→ **Exercise directions**
Extract, from the listing that follows, each line containing the word "color".

→ **Extracted records**
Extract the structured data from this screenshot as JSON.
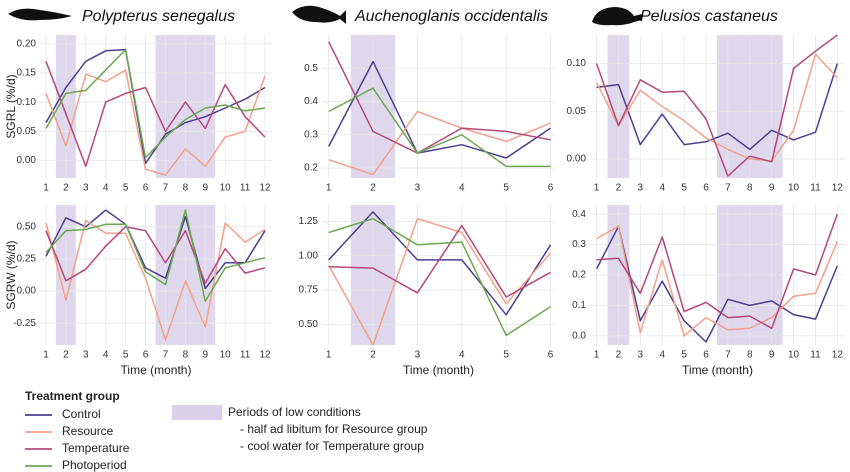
{
  "legend": {
    "title": "Treatment group",
    "items": [
      {
        "name": "Control",
        "color": "#4b3f8f"
      },
      {
        "name": "Resource",
        "color": "#f4a08a"
      },
      {
        "name": "Temperature",
        "color": "#b5487a"
      },
      {
        "name": "Photoperiod",
        "color": "#6aa84f"
      }
    ],
    "shade": {
      "label": "Periods of low conditions",
      "color": "#d9d1ea",
      "notes": [
        "- half ad libitum for Resource group",
        "- cool water for Temperature group"
      ]
    }
  },
  "chart_data": [
    {
      "type": "line",
      "title": "Polypterus senegalus",
      "ylabel": "SGRL (%/d)",
      "x": [
        1,
        2,
        3,
        4,
        5,
        6,
        7,
        8,
        9,
        10,
        11,
        12
      ],
      "xlim": [
        0.7,
        12.35
      ],
      "xticks": [
        1,
        2,
        3,
        4,
        5,
        6,
        7,
        8,
        9,
        10,
        11,
        12
      ],
      "ylim": [
        -0.03,
        0.215
      ],
      "yticks": [
        {
          "value": 0,
          "label": "0.00"
        },
        0.05,
        {
          "value": 0.1,
          "label": "0.10"
        },
        0.15,
        {
          "value": 0.2,
          "label": "0.20"
        }
      ],
      "shaded": [
        [
          1.5,
          2.5
        ],
        [
          6.5,
          9.5
        ]
      ],
      "grid": true,
      "series": [
        {
          "values": [
            0.065,
            0.125,
            0.17,
            0.188,
            0.19,
            -0.005,
            0.045,
            0.065,
            0.075,
            0.09,
            0.105,
            0.125
          ]
        },
        {
          "values": [
            0.115,
            0.025,
            0.148,
            0.135,
            0.155,
            -0.015,
            -0.025,
            0.02,
            -0.01,
            0.04,
            0.05,
            0.145
          ]
        },
        {
          "values": [
            0.17,
            0.08,
            -0.01,
            0.1,
            0.115,
            0.125,
            0.05,
            0.1,
            0.055,
            0.13,
            0.075,
            0.04
          ]
        },
        {
          "values": [
            0.055,
            0.115,
            0.12,
            0.155,
            0.19,
            0.005,
            0.04,
            0.07,
            0.09,
            0.095,
            0.085,
            0.09
          ]
        }
      ]
    },
    {
      "type": "line",
      "title": "Auchenoglanis occidentalis",
      "x": [
        1,
        2,
        3,
        4,
        5,
        6
      ],
      "xlim": [
        0.85,
        6.1
      ],
      "xticks": [
        1,
        2,
        3,
        4,
        5,
        6
      ],
      "ylim": [
        0.17,
        0.6
      ],
      "yticks": [
        0.2,
        0.3,
        0.4,
        0.5
      ],
      "shaded": [
        [
          1.5,
          2.5
        ]
      ],
      "grid": true,
      "series": [
        {
          "values": [
            0.265,
            0.52,
            0.245,
            0.27,
            0.23,
            0.32
          ]
        },
        {
          "values": [
            0.225,
            0.18,
            0.37,
            0.32,
            0.28,
            0.335
          ]
        },
        {
          "values": [
            0.58,
            0.31,
            0.245,
            0.32,
            0.31,
            0.285
          ]
        },
        {
          "values": [
            0.37,
            0.44,
            0.245,
            0.3,
            0.205,
            0.205
          ]
        }
      ]
    },
    {
      "type": "line",
      "title": "Pelusios castaneus",
      "x": [
        1,
        2,
        3,
        4,
        5,
        6,
        7,
        8,
        9,
        10,
        11,
        12
      ],
      "xlim": [
        0.7,
        12.35
      ],
      "xticks": [
        1,
        2,
        3,
        4,
        5,
        6,
        7,
        8,
        9,
        10,
        11,
        12
      ],
      "ylim": [
        -0.02,
        0.13
      ],
      "yticks": [
        {
          "value": 0,
          "label": "0.00"
        },
        0.05,
        {
          "value": 0.1,
          "label": "0.10"
        }
      ],
      "shaded": [
        [
          1.5,
          2.5
        ],
        [
          6.5,
          9.5
        ]
      ],
      "grid": true,
      "series": [
        {
          "values": [
            0.075,
            0.078,
            0.015,
            0.047,
            0.015,
            0.018,
            0.027,
            0.01,
            0.03,
            0.02,
            0.028,
            0.1
          ]
        },
        {
          "values": [
            0.08,
            0.035,
            0.072,
            0.055,
            0.04,
            0.022,
            0.01,
            0.0,
            -0.002,
            0.03,
            0.11,
            0.085
          ]
        },
        {
          "values": [
            0.1,
            0.035,
            0.083,
            0.07,
            0.071,
            0.042,
            -0.018,
            0.003,
            -0.003,
            0.095,
            0.113,
            0.13
          ]
        }
      ]
    },
    {
      "type": "line",
      "ylabel": "SGRW (%/d)",
      "xlabel": "Time (month)",
      "x": [
        1,
        2,
        3,
        4,
        5,
        6,
        7,
        8,
        9,
        10,
        11,
        12
      ],
      "xlim": [
        0.7,
        12.35
      ],
      "xticks": [
        1,
        2,
        3,
        4,
        5,
        6,
        7,
        8,
        9,
        10,
        11,
        12
      ],
      "ylim": [
        -0.42,
        0.67
      ],
      "yticks": [
        -0.25,
        {
          "value": 0,
          "label": "0.00"
        },
        0.25,
        {
          "value": 0.5,
          "label": "0.50"
        }
      ],
      "shaded": [
        [
          1.5,
          2.5
        ],
        [
          6.5,
          9.5
        ]
      ],
      "grid": true,
      "series": [
        {
          "values": [
            0.27,
            0.57,
            0.5,
            0.63,
            0.52,
            0.18,
            0.1,
            0.58,
            0.02,
            0.22,
            0.22,
            0.47
          ]
        },
        {
          "values": [
            0.53,
            -0.07,
            0.55,
            0.45,
            0.45,
            0.1,
            -0.38,
            0.08,
            -0.28,
            0.53,
            0.38,
            0.48
          ]
        },
        {
          "values": [
            0.47,
            0.08,
            0.17,
            0.35,
            0.5,
            0.47,
            0.22,
            0.47,
            0.06,
            0.33,
            0.14,
            0.18
          ]
        },
        {
          "values": [
            0.3,
            0.47,
            0.48,
            0.52,
            0.52,
            0.15,
            0.05,
            0.63,
            -0.08,
            0.18,
            0.22,
            0.26
          ]
        }
      ]
    },
    {
      "type": "line",
      "xlabel": "Time (month)",
      "x": [
        1,
        2,
        3,
        4,
        5,
        6
      ],
      "xlim": [
        0.85,
        6.1
      ],
      "xticks": [
        1,
        2,
        3,
        4,
        5,
        6
      ],
      "ylim": [
        0.35,
        1.37
      ],
      "yticks": [
        {
          "value": 0.5,
          "label": "0.50"
        },
        0.75,
        {
          "value": 1,
          "label": "1.00"
        },
        1.25
      ],
      "shaded": [
        [
          1.5,
          2.5
        ]
      ],
      "grid": true,
      "series": [
        {
          "values": [
            0.97,
            1.32,
            0.97,
            0.97,
            0.57,
            1.08
          ]
        },
        {
          "values": [
            0.93,
            0.35,
            1.27,
            1.17,
            0.65,
            1.02
          ]
        },
        {
          "values": [
            0.92,
            0.91,
            0.73,
            1.22,
            0.7,
            0.88
          ]
        },
        {
          "values": [
            1.17,
            1.27,
            1.08,
            1.1,
            0.42,
            0.63
          ]
        }
      ]
    },
    {
      "type": "line",
      "xlabel": "Time (month)",
      "x": [
        1,
        2,
        3,
        4,
        5,
        6,
        7,
        8,
        9,
        10,
        11,
        12
      ],
      "xlim": [
        0.7,
        12.35
      ],
      "xticks": [
        1,
        2,
        3,
        4,
        5,
        6,
        7,
        8,
        9,
        10,
        11,
        12
      ],
      "ylim": [
        -0.03,
        0.43
      ],
      "yticks": [
        {
          "value": 0,
          "label": "0.0"
        },
        0.1,
        0.2,
        0.3,
        0.4
      ],
      "shaded": [
        [
          1.5,
          2.5
        ],
        [
          6.5,
          9.5
        ]
      ],
      "grid": true,
      "series": [
        {
          "values": [
            0.22,
            0.36,
            0.05,
            0.18,
            0.05,
            -0.02,
            0.12,
            0.1,
            0.115,
            0.07,
            0.055,
            0.23
          ]
        },
        {
          "values": [
            0.32,
            0.36,
            0.01,
            0.25,
            0.0,
            0.06,
            0.02,
            0.025,
            0.06,
            0.13,
            0.14,
            0.31
          ]
        },
        {
          "values": [
            0.25,
            0.255,
            0.14,
            0.325,
            0.08,
            0.11,
            0.06,
            0.065,
            0.025,
            0.22,
            0.2,
            0.4
          ]
        }
      ]
    }
  ]
}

→ **Finished task**
        "color": "#4b3f8f"
        "color": "#f4a08a"
        "color": "#b5487a"
        "color": "#6aa84f"
      "color": "#d9d1ea",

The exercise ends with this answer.